[Aim] Copy each line containing the word "left" from the records that follow, please.
_ _ _ _ _
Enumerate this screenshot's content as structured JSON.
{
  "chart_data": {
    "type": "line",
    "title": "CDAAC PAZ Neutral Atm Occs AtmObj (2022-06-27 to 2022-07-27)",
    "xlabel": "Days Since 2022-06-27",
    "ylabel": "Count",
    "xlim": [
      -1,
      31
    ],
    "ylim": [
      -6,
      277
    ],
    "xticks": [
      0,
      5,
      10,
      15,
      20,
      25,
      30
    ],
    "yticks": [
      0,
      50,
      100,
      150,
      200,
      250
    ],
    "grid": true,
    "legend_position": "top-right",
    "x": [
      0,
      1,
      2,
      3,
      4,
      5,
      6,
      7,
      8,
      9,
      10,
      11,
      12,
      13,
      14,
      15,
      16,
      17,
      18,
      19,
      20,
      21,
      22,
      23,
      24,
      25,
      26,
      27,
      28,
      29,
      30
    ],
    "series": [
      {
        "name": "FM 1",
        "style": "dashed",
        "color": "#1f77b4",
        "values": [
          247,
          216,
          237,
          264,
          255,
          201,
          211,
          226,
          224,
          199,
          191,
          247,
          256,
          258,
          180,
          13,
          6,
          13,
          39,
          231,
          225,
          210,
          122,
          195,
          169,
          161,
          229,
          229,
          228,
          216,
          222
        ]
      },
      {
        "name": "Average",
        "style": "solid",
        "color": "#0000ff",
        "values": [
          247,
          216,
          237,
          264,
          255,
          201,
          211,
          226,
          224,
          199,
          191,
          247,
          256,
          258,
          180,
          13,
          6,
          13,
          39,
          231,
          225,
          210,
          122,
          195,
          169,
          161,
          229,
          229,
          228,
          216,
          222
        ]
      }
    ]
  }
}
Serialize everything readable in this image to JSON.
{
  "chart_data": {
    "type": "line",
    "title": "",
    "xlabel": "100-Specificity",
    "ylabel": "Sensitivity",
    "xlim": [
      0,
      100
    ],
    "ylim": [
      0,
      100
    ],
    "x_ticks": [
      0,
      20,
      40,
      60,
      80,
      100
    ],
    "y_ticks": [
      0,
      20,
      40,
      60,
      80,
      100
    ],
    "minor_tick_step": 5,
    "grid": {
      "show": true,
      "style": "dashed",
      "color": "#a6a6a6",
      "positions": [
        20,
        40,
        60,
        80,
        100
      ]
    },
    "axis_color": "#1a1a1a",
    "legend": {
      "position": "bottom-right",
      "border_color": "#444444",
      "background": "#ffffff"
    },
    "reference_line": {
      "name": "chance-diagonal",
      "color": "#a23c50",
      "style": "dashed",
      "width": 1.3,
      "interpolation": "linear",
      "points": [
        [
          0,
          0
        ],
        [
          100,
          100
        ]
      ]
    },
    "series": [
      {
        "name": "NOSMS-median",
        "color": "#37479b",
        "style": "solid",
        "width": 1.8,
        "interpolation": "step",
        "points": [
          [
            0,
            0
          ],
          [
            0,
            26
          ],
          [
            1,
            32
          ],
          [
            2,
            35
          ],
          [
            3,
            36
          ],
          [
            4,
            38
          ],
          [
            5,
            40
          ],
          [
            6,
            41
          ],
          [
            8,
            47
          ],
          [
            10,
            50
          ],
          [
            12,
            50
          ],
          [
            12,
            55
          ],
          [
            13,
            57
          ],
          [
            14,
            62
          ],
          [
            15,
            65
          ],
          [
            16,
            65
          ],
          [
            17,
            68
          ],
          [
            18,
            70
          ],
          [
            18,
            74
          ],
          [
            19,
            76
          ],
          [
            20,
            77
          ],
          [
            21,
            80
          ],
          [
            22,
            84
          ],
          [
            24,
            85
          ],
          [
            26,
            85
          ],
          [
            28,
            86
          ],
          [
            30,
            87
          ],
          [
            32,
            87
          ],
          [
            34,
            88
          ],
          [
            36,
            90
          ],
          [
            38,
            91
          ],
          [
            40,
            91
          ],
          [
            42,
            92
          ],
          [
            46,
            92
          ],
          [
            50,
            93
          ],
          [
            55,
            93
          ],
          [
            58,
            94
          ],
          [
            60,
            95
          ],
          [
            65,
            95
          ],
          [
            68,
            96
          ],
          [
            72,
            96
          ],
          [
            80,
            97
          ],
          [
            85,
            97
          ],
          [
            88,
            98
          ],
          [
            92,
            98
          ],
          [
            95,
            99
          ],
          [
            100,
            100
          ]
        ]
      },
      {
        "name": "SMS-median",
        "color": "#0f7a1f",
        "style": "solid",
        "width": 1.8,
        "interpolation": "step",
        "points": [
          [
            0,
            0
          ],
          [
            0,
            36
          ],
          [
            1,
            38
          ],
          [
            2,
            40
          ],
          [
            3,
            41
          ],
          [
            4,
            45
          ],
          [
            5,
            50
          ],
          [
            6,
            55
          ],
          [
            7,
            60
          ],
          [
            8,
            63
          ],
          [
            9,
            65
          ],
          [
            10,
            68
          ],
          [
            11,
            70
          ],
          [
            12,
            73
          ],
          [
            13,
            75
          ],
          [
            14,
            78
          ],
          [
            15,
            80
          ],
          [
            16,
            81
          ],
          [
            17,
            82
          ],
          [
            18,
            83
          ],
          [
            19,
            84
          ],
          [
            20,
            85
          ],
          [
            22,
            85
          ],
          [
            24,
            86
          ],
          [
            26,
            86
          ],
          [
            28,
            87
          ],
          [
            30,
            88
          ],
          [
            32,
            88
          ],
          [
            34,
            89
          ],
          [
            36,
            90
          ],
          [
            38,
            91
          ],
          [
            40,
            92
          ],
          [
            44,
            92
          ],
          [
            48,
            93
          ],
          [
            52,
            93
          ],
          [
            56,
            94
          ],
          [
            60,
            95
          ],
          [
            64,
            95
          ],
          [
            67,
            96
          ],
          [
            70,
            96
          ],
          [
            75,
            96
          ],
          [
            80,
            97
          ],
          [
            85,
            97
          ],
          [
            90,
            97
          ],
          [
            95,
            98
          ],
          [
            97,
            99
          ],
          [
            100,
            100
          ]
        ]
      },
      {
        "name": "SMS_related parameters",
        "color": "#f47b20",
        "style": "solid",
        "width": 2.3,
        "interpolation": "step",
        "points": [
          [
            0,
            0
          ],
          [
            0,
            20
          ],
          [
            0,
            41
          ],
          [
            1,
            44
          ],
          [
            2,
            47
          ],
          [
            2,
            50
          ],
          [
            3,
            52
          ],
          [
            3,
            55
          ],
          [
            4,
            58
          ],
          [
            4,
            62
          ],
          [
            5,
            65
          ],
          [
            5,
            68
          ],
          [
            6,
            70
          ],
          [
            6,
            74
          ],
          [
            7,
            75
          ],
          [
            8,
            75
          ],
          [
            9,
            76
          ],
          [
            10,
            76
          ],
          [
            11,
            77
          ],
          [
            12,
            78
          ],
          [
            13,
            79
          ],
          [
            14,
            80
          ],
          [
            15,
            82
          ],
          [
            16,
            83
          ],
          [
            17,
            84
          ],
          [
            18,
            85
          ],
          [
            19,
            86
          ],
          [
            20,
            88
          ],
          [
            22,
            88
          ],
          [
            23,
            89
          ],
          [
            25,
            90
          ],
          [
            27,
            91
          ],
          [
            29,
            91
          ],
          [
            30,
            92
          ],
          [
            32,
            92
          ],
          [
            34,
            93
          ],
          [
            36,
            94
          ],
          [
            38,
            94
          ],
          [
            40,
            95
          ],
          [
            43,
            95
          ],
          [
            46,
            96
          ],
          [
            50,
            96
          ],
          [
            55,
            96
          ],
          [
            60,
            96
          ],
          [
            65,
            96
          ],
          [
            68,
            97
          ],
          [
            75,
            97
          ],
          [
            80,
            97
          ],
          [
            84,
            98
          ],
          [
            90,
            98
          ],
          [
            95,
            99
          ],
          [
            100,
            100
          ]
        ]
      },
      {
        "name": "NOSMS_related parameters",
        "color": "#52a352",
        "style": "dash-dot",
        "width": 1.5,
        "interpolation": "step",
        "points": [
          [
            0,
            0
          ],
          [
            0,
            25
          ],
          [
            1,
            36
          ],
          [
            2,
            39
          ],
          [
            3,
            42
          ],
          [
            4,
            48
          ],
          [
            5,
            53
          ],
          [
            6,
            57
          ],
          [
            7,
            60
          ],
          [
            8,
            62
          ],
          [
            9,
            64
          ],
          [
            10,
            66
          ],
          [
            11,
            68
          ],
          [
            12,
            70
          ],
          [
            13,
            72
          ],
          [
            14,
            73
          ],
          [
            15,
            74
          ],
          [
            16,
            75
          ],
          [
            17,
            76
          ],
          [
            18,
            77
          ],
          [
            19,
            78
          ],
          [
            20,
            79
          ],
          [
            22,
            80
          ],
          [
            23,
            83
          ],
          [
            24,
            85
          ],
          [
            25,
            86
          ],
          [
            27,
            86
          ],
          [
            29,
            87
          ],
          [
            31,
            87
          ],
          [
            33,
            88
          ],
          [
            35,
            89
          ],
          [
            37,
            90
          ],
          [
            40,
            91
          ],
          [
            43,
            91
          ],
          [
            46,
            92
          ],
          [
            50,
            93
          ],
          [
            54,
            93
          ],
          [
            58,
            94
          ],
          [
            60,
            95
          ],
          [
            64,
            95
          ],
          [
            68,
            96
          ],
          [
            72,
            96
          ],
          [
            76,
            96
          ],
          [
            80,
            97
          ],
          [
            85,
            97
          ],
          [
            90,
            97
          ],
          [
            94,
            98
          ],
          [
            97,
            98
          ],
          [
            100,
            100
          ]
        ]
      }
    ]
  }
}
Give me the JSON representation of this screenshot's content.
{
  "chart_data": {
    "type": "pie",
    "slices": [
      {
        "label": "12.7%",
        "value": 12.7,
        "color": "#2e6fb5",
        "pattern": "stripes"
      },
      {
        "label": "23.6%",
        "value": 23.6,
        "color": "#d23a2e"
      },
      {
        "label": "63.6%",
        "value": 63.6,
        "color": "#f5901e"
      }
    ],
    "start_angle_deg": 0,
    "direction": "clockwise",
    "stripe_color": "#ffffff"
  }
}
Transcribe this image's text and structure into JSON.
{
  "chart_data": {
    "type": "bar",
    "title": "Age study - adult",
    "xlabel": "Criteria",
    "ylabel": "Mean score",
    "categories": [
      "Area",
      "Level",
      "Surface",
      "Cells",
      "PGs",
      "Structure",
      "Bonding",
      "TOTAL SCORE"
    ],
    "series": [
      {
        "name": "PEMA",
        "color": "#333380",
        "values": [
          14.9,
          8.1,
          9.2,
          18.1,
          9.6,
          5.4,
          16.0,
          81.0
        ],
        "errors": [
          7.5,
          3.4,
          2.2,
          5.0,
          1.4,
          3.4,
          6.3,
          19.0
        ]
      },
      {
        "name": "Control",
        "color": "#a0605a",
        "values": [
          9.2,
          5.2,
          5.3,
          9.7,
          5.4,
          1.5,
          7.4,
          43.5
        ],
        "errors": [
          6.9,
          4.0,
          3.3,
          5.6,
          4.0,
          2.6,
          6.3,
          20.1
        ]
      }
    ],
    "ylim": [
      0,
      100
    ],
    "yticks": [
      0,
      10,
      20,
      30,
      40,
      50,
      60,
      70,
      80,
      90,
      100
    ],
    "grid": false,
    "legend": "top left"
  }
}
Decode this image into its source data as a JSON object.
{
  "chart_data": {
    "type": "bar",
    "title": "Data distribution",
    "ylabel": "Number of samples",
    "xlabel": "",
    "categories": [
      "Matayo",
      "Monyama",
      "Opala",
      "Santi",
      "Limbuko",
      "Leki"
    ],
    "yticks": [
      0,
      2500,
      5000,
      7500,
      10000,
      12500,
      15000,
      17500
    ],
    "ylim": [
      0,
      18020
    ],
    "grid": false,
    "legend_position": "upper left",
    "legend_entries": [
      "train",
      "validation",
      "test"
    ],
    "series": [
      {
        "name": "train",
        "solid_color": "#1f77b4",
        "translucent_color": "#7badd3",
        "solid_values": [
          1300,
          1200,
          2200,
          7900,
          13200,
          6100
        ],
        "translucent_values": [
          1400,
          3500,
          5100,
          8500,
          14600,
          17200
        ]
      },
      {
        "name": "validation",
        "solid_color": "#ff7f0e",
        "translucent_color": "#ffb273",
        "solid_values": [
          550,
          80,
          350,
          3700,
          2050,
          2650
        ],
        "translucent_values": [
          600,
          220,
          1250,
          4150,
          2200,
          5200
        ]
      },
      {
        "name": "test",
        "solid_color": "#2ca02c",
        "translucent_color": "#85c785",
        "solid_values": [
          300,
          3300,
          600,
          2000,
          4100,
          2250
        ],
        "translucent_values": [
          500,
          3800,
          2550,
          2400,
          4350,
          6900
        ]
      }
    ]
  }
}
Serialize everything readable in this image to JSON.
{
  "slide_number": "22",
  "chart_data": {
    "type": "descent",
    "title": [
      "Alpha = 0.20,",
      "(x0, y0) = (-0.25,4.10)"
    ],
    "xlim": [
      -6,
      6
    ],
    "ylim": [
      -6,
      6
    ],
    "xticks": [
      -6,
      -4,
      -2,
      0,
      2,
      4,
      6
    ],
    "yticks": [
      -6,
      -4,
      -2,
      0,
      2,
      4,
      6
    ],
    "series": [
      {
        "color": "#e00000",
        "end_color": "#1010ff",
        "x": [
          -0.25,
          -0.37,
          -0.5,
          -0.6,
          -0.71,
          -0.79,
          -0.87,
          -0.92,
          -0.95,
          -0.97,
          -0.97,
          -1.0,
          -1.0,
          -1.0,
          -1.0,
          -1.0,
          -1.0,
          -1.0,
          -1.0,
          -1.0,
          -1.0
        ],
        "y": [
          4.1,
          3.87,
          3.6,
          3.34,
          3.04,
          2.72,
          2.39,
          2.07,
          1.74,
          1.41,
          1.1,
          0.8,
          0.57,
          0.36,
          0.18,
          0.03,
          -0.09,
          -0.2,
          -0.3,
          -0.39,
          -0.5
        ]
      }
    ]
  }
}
_ _ _ _ _
[Exercise result]
    "legend": "top left"
    "legend_position": "upper left",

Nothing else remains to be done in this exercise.